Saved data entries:
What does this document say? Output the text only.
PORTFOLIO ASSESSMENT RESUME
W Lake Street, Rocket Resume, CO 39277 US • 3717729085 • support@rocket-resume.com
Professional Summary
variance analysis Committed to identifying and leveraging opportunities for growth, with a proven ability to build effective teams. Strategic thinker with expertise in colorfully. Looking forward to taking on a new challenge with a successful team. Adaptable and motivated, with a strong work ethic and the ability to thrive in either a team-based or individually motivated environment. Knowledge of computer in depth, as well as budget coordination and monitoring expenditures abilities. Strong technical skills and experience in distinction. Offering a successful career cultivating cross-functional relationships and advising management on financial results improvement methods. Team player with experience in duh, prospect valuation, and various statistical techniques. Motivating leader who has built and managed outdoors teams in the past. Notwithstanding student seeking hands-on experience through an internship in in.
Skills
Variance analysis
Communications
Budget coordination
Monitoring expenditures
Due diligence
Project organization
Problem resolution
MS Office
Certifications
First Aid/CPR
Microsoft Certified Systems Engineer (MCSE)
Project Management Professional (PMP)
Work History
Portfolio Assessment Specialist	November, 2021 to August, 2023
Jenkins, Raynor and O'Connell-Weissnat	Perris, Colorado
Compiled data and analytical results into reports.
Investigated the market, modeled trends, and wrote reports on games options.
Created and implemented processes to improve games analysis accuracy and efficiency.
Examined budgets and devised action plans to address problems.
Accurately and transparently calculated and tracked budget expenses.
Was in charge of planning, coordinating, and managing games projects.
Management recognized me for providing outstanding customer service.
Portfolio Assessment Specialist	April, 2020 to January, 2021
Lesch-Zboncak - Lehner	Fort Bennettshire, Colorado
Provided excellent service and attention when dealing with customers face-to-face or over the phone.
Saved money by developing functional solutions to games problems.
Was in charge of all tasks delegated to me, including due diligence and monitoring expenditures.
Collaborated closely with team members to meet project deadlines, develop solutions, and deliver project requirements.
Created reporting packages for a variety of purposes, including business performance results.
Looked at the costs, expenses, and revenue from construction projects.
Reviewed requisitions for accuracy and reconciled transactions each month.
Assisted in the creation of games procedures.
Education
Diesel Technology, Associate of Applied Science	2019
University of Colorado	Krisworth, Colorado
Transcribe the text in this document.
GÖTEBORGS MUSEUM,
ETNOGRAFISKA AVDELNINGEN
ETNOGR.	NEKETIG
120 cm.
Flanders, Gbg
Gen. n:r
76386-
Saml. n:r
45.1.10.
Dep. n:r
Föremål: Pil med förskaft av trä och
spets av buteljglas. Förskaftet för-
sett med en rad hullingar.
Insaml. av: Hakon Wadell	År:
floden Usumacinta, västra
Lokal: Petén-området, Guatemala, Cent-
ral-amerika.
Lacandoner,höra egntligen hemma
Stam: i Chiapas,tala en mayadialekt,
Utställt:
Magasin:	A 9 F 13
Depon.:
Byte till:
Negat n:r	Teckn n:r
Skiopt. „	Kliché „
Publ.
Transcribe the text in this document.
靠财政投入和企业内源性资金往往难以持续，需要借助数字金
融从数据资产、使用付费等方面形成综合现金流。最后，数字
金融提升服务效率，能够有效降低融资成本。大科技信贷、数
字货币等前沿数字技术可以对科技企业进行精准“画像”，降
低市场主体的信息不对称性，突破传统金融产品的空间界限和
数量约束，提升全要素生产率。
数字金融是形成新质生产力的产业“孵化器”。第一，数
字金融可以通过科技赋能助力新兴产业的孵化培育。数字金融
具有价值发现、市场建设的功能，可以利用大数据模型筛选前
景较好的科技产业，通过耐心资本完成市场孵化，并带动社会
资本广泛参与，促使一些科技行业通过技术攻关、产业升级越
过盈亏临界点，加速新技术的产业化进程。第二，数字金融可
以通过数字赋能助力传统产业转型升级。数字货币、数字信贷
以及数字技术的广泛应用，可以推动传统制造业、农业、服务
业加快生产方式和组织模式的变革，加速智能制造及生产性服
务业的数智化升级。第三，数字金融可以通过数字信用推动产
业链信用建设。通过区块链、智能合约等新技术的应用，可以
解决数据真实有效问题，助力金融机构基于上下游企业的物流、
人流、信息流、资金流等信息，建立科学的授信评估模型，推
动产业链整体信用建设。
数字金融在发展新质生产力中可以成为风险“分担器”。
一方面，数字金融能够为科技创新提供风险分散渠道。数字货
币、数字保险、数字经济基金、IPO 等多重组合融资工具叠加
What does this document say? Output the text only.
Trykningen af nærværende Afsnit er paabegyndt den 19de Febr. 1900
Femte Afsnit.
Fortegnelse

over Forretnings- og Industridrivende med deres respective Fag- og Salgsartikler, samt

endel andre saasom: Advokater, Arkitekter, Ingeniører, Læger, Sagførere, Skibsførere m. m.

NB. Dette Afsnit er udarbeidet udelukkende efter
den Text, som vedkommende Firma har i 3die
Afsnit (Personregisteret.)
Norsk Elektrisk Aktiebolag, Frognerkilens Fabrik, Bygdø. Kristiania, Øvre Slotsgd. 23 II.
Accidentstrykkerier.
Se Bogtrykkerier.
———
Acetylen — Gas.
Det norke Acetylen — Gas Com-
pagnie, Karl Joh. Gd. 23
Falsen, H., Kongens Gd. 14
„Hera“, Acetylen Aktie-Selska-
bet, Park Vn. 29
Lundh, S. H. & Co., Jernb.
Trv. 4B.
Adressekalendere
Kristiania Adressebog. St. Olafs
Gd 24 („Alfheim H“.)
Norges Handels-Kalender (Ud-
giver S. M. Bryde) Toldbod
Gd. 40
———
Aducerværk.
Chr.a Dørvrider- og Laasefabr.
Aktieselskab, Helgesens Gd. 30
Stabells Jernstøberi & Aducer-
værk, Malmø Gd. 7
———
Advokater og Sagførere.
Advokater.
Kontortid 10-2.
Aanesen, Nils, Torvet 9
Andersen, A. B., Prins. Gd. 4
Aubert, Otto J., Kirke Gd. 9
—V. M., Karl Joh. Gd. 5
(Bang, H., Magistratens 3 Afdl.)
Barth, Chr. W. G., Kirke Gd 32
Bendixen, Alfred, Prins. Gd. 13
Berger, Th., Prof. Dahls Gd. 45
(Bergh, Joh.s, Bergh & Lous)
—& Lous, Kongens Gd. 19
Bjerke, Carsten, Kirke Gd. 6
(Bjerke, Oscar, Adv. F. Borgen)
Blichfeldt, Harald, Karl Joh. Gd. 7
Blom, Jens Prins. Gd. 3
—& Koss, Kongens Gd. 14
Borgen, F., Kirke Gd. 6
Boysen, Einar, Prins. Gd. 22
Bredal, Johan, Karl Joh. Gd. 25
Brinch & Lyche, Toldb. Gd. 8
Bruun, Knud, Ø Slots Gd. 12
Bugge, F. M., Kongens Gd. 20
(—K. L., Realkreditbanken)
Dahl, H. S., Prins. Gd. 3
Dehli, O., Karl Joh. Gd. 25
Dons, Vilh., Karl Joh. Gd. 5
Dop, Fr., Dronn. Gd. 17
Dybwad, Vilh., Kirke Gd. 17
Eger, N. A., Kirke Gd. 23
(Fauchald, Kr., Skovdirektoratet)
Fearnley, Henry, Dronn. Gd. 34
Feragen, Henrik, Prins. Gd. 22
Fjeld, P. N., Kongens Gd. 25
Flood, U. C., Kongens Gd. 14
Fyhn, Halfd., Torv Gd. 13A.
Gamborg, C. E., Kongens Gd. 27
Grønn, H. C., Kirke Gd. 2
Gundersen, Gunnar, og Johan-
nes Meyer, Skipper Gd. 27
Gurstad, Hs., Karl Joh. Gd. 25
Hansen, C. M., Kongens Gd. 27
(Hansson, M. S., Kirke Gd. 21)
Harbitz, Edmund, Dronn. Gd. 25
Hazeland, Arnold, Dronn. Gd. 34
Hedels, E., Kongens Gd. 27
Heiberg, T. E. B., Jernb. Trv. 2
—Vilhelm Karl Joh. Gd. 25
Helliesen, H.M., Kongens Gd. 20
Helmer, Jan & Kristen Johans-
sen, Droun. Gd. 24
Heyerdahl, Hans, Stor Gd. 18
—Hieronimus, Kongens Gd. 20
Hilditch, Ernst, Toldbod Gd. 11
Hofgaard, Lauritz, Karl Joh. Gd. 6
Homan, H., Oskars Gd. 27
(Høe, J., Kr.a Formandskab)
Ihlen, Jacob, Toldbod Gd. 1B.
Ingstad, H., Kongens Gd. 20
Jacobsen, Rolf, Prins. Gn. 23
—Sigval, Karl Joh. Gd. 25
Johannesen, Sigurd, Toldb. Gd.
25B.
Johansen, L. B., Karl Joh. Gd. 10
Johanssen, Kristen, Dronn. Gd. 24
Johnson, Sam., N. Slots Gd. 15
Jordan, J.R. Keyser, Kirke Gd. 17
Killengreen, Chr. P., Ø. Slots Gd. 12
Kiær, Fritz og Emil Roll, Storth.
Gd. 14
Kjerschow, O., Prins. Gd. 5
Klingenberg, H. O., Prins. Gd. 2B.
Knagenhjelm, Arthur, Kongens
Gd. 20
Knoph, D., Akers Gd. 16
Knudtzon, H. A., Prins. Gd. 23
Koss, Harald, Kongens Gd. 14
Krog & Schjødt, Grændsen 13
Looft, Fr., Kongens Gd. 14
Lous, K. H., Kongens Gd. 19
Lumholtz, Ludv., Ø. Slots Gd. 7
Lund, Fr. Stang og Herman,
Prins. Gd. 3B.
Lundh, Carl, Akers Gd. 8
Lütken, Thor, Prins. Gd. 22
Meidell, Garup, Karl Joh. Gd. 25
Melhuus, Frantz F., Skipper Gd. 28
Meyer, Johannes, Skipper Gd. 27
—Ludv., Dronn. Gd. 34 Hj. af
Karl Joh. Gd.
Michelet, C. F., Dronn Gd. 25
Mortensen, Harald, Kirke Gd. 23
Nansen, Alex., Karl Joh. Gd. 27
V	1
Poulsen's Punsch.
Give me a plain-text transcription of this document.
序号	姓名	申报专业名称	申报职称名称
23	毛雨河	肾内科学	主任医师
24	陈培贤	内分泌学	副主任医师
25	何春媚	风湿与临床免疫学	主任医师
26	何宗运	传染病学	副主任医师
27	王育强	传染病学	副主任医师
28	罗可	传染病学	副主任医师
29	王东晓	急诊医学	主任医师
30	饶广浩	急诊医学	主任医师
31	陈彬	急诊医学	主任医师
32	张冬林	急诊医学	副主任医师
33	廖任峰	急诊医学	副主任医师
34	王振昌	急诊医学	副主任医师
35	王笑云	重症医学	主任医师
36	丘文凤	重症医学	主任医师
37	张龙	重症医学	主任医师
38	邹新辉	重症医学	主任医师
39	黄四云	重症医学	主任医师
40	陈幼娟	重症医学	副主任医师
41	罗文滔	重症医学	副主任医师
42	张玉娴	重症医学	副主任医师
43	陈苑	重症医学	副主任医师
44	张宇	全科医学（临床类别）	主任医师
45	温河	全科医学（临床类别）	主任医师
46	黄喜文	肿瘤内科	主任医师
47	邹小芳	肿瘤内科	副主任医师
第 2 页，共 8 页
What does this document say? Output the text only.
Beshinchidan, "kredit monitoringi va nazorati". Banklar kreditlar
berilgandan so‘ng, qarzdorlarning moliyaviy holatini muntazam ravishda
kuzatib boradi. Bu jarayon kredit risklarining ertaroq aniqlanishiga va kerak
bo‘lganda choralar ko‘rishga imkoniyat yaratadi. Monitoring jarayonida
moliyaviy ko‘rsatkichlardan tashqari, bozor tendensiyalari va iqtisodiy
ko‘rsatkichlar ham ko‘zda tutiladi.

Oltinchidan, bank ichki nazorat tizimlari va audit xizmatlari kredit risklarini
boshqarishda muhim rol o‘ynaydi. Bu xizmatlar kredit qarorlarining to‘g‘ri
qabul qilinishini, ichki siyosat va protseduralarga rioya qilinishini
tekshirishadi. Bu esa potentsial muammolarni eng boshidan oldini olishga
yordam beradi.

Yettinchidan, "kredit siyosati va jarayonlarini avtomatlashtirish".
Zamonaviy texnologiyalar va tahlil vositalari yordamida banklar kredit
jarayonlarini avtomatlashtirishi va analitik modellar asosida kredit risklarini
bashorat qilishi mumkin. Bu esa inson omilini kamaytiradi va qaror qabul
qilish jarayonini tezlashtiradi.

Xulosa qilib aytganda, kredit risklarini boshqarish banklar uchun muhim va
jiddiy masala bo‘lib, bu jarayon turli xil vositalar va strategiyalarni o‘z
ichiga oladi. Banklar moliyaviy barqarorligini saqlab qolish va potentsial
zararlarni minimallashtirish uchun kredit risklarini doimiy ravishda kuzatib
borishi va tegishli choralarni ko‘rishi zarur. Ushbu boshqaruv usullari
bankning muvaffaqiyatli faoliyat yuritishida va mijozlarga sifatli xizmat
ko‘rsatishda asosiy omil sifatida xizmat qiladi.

_SET PROBLEM_: Find and copy each line above that includes the string "moliyaviy".

_RESPONSE BELOW_:
berilgandan so‘ng, qarzdorlarning moliyaviy holatini muntazam ravishda
moliyaviy ko‘rsatkichlardan tashqari, bozor tendensiyalari va iqtisodiy
ichiga oladi. Banklar moliyaviy barqarorligini saqlab qolish va potentsial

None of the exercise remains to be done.